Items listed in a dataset
— START —
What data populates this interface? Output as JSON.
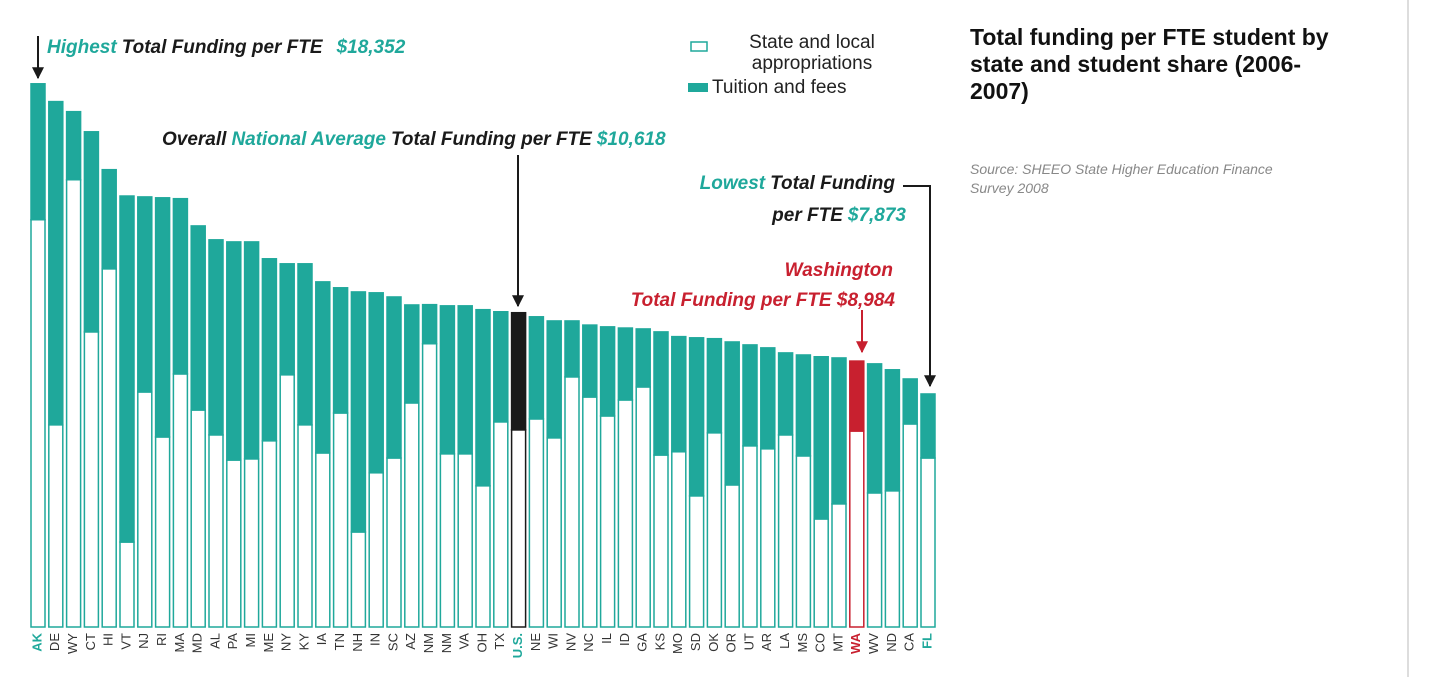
{
  "chart_data": {
    "type": "stacked-bar",
    "title": "Total funding per FTE student by state and student share (2006-2007)",
    "source": "Source:  SHEEO State Higher Education Finance Survey 2008",
    "categories": [
      "AK",
      "DE",
      "WY",
      "CT",
      "HI",
      "VT",
      "NJ",
      "RI",
      "MA",
      "MD",
      "AL",
      "PA",
      "MI",
      "ME",
      "NY",
      "KY",
      "IA",
      "TN",
      "NH",
      "IN",
      "SC",
      "AZ",
      "NM",
      "NM",
      "VA",
      "OH",
      "TX",
      "U.S.",
      "NE",
      "WI",
      "NV",
      "NC",
      "IL",
      "ID",
      "GA",
      "KS",
      "MO",
      "SD",
      "OK",
      "OR",
      "UT",
      "AR",
      "LA",
      "MS",
      "CO",
      "MT",
      "WA",
      "WV",
      "ND",
      "CA",
      "FL"
    ],
    "series": [
      {
        "name": "State and local appropriations",
        "color": "#ffffff",
        "values": [
          13760,
          6830,
          15110,
          9970,
          12100,
          2870,
          7940,
          6420,
          8550,
          7330,
          6490,
          5640,
          5680,
          6290,
          8520,
          6830,
          5880,
          7230,
          3210,
          5210,
          5710,
          7570,
          9570,
          5850,
          5850,
          4770,
          6930,
          6660,
          7030,
          6390,
          8450,
          7770,
          7130,
          7670,
          8110,
          5810,
          5920,
          4430,
          6560,
          4800,
          6120,
          6020,
          6490,
          5780,
          3650,
          4160,
          6620,
          4530,
          4600,
          6860,
          5710
        ]
      },
      {
        "name": "Tuition and fees",
        "color": "#1fa89b",
        "values": [
          4592,
          10920,
          2300,
          6760,
          3350,
          11690,
          6590,
          8080,
          5920,
          6220,
          6590,
          7370,
          7330,
          6150,
          3750,
          5440,
          5780,
          4230,
          8110,
          6080,
          5440,
          3310,
          1320,
          5000,
          5000,
          5950,
          3720,
          3958,
          3450,
          3950,
          1890,
          2430,
          3010,
          2430,
          1960,
          4160,
          3890,
          5340,
          3180,
          4830,
          3410,
          3410,
          2770,
          3410,
          5480,
          4930,
          2364,
          4360,
          4090,
          1520,
          2163
        ]
      }
    ],
    "outline_color": "#1fa89b",
    "highlight_colors": {
      "27": "#1a1a1a",
      "46": "#c8202f"
    },
    "label_colors": {
      "0": "#1fa89b",
      "27": "#1fa89b",
      "46": "#c8202f",
      "50": "#1fa89b"
    },
    "ylim": [
      0,
      20000
    ],
    "annotations": [
      [
        [
          {
            "text": "Highest",
            "color": "#1fa89b"
          },
          {
            "text": "Total Funding per FTE",
            "color": "#1a1a1a"
          },
          {
            "text": "$18,352",
            "color": "#1fa89b"
          }
        ]
      ],
      [
        [
          {
            "text": "Overall",
            "color": "#1a1a1a"
          },
          {
            "text": "National Average",
            "color": "#1fa89b"
          },
          {
            "text": "Total Funding per FTE",
            "color": "#1a1a1a"
          },
          {
            "text": "$10,618",
            "color": "#1fa89b"
          }
        ]
      ],
      [
        [
          {
            "text": "Lowest",
            "color": "#1fa89b"
          },
          {
            "text": "Total Funding",
            "color": "#1a1a1a"
          }
        ],
        [
          {
            "text": "per FTE",
            "color": "#1a1a1a"
          },
          {
            "text": "$7,873",
            "color": "#1fa89b"
          }
        ]
      ],
      [
        [
          {
            "text": "Washington",
            "color": "#c8202f"
          }
        ],
        [
          {
            "text": "Total Funding per FTE $8,984",
            "color": "#c8202f"
          }
        ]
      ]
    ]
  }
}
— END —
WORK REQUIRED: Say how many lines hold the word "Total", giving the number and nothing else.

FINISHED EXERCISE: 5